_Short problem_: From the entries that follow, gather each line holding the word "Background".

_Working data_:
START
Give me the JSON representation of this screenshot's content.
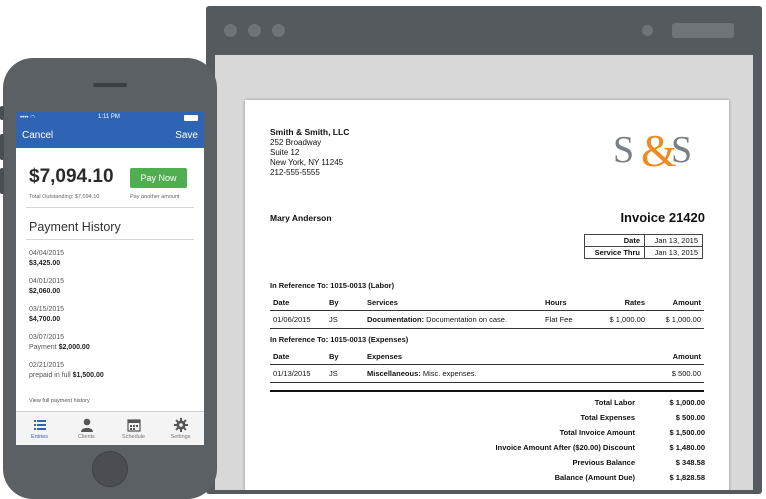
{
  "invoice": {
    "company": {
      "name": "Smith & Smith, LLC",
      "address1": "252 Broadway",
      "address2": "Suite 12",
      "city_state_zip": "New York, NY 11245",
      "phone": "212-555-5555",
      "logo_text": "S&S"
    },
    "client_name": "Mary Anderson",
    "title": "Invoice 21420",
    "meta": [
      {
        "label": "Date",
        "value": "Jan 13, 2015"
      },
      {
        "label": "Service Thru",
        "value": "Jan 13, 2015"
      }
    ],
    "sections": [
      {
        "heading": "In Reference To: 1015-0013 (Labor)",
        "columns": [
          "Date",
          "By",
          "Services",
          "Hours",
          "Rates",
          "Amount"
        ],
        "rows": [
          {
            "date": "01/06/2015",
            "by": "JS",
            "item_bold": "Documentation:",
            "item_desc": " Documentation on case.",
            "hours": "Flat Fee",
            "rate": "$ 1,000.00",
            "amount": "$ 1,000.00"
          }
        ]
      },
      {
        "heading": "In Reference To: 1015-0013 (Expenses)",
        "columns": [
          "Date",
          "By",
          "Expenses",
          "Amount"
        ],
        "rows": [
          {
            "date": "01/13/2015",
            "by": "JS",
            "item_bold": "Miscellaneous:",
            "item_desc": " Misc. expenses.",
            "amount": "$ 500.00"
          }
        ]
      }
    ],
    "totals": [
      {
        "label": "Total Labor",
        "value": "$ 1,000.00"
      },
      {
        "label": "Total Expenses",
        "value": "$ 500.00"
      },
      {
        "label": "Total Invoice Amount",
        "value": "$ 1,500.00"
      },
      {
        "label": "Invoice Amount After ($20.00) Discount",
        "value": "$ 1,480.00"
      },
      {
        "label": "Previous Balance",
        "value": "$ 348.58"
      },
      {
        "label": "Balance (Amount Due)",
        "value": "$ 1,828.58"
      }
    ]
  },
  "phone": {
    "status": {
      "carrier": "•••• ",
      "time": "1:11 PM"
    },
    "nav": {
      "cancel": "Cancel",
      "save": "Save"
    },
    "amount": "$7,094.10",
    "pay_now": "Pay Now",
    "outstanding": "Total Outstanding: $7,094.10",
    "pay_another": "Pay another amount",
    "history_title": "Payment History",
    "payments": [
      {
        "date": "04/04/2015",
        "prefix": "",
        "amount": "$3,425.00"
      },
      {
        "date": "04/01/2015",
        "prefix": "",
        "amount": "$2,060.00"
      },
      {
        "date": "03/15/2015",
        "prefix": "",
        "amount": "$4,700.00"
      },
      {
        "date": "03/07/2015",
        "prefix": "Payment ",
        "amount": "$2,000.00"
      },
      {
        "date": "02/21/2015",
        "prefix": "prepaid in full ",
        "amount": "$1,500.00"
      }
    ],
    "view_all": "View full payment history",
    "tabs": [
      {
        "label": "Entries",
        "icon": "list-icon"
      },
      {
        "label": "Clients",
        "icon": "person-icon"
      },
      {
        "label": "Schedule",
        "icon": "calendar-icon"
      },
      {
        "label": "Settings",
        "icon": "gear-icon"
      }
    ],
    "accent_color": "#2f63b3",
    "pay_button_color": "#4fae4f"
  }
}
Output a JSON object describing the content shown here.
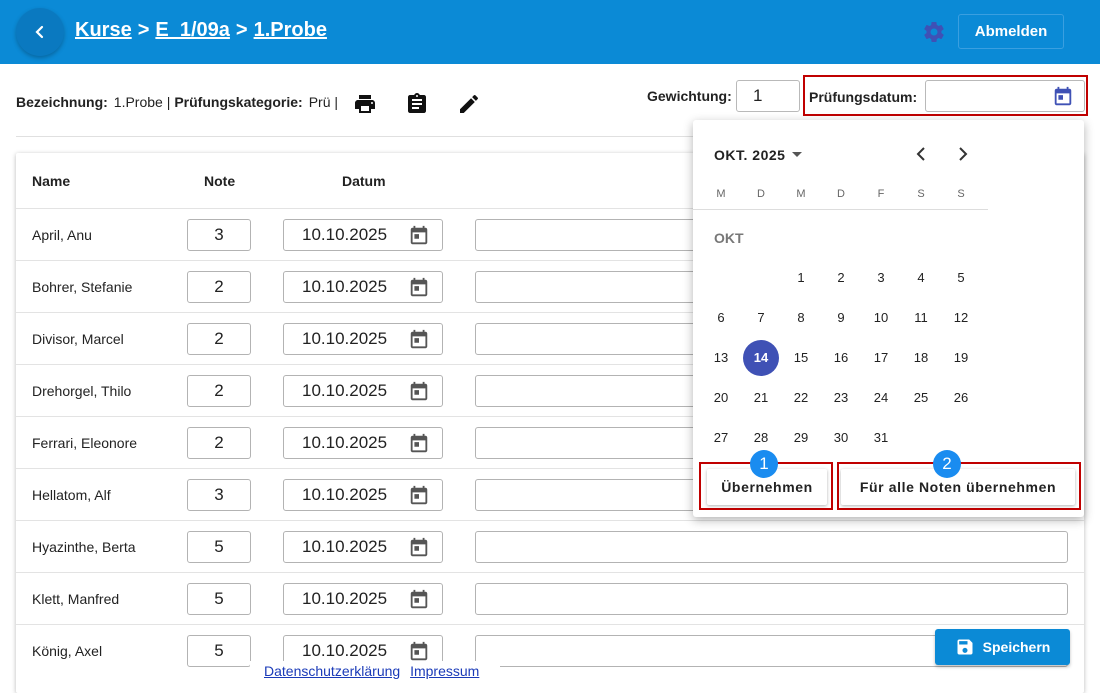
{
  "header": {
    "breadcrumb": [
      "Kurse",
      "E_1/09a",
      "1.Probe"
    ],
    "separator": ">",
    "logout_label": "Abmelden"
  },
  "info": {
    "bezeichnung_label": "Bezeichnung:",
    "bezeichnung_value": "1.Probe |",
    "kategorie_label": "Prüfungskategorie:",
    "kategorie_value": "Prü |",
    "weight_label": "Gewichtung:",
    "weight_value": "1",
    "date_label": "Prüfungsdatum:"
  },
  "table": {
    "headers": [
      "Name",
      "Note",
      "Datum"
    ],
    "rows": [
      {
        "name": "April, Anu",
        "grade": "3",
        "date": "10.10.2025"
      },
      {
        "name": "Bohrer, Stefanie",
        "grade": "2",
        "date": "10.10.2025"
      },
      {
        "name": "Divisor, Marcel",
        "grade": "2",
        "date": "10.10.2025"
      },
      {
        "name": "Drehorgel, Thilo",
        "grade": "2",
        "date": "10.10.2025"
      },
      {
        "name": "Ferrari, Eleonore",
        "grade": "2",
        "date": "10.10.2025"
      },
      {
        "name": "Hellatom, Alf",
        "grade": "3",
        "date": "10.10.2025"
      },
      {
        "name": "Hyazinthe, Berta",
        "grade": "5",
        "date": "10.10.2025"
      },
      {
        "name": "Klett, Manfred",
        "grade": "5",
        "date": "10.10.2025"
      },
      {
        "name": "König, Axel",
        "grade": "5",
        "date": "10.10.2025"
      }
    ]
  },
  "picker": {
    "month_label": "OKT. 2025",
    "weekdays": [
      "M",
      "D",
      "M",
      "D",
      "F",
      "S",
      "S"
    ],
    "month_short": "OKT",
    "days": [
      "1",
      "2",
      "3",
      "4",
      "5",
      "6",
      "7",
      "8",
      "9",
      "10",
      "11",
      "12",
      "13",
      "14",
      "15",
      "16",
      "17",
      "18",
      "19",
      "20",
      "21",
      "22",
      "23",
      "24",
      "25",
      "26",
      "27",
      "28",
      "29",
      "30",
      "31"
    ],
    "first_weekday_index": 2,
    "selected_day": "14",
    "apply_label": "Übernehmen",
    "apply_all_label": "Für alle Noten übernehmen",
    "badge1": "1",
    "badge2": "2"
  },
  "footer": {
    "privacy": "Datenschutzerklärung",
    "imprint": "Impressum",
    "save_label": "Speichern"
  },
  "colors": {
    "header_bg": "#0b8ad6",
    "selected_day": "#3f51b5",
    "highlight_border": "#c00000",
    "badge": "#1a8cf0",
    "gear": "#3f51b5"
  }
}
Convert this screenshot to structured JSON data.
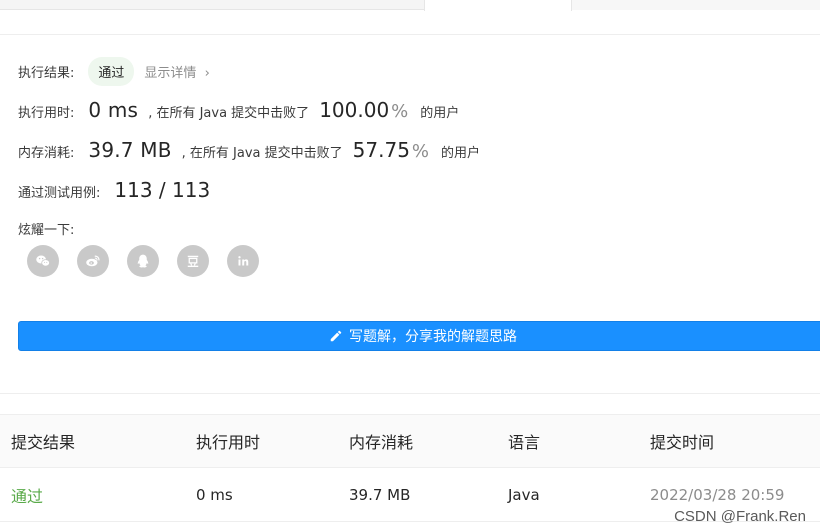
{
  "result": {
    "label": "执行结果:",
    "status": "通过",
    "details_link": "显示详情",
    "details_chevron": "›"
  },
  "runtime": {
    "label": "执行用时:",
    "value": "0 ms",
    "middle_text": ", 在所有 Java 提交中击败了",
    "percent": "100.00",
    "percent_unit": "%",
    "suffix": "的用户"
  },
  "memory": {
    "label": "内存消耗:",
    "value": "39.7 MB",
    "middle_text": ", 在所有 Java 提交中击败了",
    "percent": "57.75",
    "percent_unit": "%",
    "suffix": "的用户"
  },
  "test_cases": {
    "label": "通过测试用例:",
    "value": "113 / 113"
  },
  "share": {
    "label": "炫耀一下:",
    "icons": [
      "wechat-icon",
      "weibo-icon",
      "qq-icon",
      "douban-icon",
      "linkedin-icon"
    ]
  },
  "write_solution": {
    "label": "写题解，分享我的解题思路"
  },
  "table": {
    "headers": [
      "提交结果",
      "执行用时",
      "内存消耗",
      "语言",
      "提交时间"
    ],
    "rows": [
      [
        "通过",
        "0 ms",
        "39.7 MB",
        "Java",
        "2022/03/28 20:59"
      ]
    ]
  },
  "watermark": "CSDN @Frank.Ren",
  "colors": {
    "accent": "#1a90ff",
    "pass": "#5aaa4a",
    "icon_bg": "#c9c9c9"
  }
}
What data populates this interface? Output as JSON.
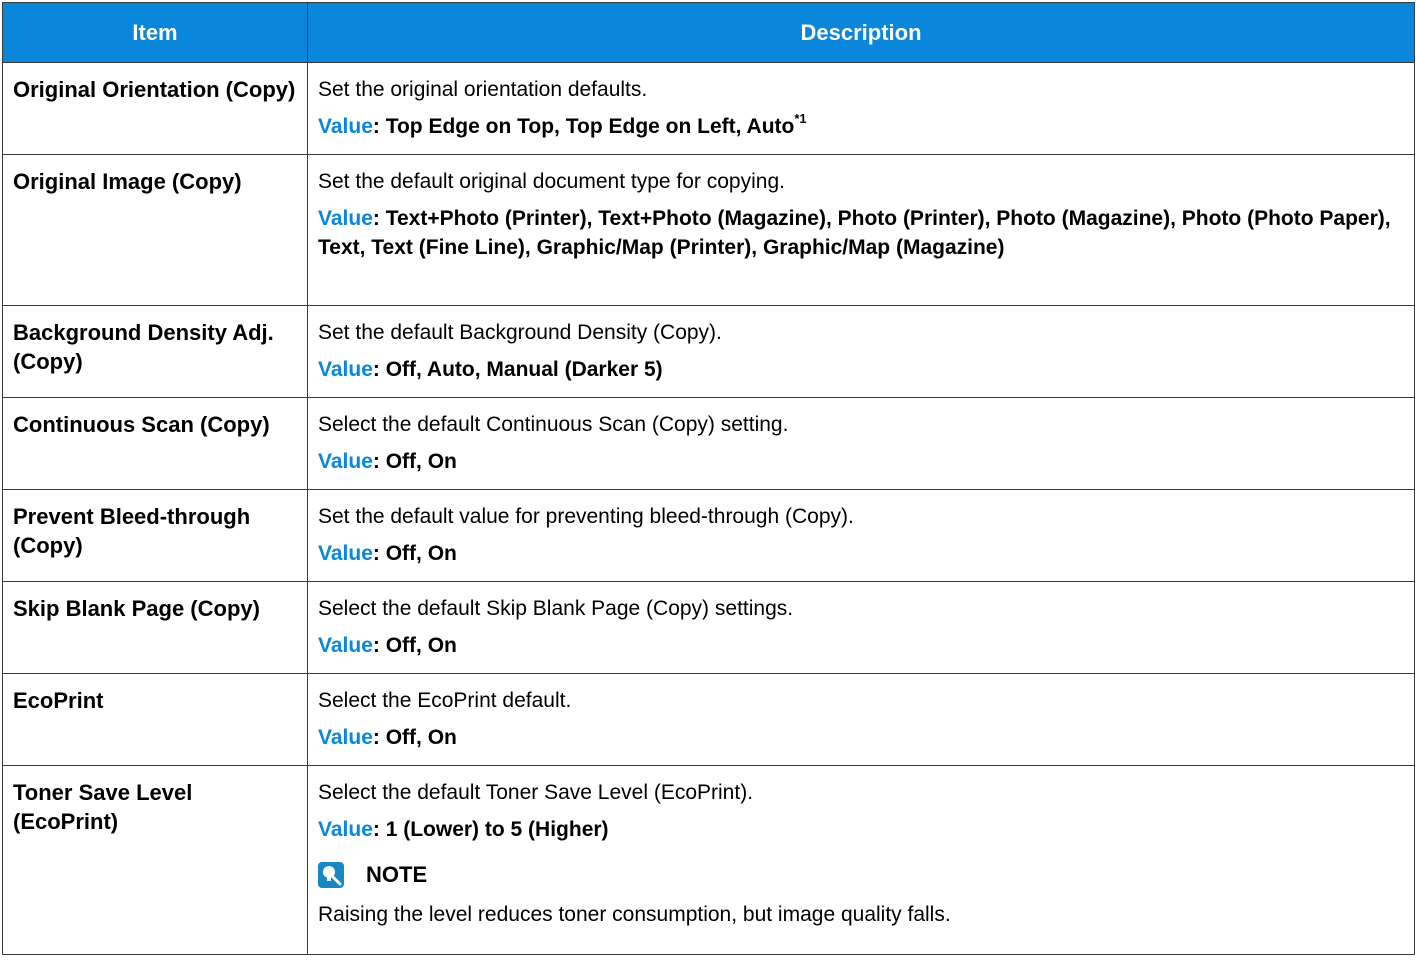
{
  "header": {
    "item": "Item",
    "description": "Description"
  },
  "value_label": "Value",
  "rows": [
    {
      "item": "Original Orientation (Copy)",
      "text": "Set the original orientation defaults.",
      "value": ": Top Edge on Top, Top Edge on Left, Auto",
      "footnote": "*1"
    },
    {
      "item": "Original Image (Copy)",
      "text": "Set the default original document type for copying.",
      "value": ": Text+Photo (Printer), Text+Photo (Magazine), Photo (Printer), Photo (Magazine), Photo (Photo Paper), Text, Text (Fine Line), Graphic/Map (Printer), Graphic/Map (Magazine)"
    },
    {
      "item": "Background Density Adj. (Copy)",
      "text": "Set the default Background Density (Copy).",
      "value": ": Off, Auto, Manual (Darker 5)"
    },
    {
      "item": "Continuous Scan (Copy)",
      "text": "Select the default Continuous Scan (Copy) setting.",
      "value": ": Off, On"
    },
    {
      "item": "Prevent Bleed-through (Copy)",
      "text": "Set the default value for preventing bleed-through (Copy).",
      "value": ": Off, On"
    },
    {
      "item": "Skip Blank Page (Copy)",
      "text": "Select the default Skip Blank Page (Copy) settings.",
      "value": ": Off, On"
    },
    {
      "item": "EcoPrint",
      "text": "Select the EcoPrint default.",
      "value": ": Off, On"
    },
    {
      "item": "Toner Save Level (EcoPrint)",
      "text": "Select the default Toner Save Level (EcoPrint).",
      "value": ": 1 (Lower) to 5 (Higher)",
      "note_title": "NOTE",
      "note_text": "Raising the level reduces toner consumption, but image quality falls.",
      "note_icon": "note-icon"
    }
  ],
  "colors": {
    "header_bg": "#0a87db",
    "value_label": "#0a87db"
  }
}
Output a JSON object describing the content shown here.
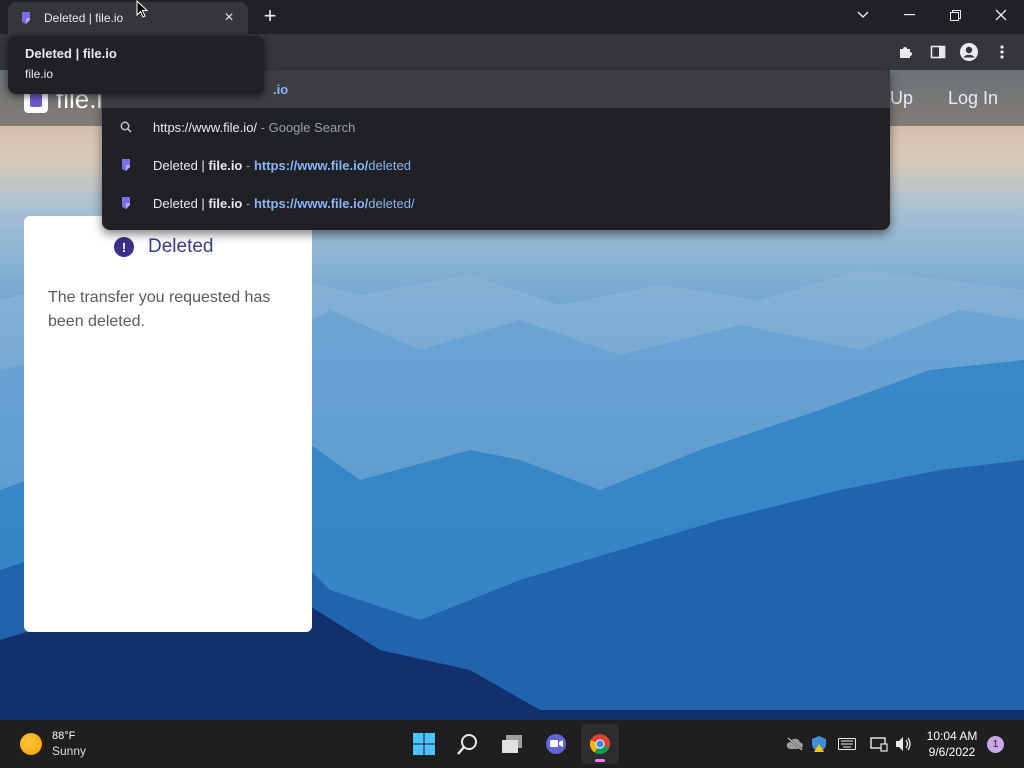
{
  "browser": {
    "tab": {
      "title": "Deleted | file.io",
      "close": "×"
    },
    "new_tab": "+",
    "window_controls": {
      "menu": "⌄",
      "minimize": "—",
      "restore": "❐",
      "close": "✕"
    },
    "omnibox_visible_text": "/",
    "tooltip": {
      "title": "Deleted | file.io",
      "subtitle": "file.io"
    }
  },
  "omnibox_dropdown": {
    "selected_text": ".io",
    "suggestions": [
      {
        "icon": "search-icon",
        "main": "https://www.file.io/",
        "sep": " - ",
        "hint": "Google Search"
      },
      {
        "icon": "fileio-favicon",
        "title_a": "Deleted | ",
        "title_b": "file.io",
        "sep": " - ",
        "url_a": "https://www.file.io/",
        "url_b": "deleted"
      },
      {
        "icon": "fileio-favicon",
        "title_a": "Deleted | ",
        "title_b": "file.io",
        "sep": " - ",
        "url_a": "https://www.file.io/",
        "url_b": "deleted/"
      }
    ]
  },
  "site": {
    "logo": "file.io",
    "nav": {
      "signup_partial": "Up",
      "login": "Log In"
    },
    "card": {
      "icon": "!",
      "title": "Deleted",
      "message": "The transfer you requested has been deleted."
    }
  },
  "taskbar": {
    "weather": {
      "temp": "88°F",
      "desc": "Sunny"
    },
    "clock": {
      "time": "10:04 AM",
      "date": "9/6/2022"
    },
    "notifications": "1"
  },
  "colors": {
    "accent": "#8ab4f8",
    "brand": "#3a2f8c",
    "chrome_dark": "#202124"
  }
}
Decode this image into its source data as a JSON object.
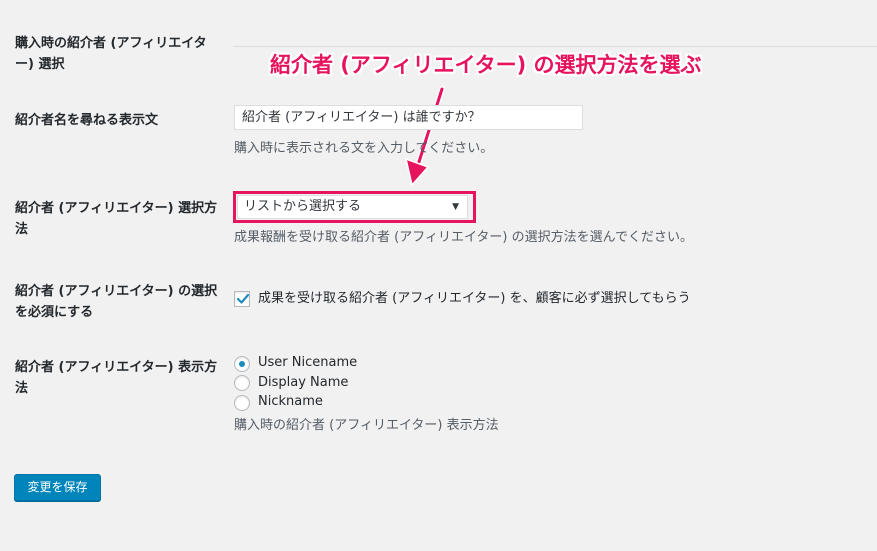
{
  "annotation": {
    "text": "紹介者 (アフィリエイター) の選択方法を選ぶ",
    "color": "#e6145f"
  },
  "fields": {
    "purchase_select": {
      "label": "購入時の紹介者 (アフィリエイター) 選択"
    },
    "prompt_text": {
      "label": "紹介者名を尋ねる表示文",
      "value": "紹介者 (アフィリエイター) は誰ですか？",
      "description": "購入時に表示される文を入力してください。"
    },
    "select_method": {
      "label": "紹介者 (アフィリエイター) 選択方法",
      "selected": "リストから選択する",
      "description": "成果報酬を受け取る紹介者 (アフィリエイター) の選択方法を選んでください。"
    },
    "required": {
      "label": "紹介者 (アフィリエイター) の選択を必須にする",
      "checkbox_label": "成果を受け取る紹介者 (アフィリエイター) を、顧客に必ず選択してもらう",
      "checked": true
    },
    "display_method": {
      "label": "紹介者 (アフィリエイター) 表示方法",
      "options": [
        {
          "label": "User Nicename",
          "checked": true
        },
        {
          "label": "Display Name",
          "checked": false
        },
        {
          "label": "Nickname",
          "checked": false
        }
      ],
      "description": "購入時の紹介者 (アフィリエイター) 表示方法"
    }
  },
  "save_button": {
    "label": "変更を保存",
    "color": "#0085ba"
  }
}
END
_Written response_:
      "item": "Background Density Adj. (Copy)",
      "text": "Set the default Background Density (Copy).",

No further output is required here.